## Given instruction
Return the number of lines in which the word "Living" appears; add nothing else.
>> Start Records supplied
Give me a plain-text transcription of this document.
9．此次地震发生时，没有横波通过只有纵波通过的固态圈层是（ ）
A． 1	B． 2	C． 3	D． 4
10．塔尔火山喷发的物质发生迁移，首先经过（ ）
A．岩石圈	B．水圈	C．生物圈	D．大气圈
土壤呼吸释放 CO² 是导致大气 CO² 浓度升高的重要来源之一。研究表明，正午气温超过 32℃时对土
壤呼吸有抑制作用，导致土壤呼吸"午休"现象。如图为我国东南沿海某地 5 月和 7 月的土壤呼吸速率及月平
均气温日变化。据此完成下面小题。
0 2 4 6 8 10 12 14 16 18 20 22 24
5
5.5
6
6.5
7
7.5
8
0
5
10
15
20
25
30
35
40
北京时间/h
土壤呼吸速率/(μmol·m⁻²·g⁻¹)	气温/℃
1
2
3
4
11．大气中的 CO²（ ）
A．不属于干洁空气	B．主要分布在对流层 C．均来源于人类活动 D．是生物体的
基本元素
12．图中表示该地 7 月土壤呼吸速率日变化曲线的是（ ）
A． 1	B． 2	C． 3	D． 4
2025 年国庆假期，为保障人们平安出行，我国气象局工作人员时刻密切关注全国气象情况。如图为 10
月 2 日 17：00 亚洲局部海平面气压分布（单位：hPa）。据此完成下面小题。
>> End Records supplied
>> Start Records supplied
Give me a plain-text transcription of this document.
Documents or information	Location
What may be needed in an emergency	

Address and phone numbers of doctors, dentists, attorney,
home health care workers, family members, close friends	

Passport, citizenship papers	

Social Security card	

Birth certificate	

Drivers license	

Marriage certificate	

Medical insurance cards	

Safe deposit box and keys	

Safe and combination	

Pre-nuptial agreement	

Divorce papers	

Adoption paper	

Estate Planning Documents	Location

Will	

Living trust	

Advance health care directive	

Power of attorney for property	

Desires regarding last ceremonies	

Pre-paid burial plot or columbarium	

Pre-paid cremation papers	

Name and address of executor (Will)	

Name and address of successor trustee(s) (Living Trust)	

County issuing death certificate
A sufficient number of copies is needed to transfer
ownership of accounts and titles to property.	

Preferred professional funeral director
>> End Records supplied
>> Start Records supplied
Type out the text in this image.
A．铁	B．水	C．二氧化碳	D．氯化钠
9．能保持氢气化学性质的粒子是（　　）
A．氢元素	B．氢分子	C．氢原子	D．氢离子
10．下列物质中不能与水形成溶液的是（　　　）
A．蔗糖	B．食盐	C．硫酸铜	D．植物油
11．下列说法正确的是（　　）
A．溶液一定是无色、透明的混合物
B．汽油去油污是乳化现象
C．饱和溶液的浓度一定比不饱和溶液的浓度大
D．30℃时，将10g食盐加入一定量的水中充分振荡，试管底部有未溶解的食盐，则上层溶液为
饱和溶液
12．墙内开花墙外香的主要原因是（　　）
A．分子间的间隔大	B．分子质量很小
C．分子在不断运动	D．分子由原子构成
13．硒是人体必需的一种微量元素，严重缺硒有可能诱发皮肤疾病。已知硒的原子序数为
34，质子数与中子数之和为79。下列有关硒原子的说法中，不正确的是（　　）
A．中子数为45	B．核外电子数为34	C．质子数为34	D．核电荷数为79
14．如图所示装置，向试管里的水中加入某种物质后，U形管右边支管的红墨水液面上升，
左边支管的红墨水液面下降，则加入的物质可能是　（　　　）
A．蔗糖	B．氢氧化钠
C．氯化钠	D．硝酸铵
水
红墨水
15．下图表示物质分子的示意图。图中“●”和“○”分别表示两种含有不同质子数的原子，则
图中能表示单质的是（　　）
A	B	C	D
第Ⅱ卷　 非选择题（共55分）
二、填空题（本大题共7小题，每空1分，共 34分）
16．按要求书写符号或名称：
>> End Records supplied
## Exercise response
2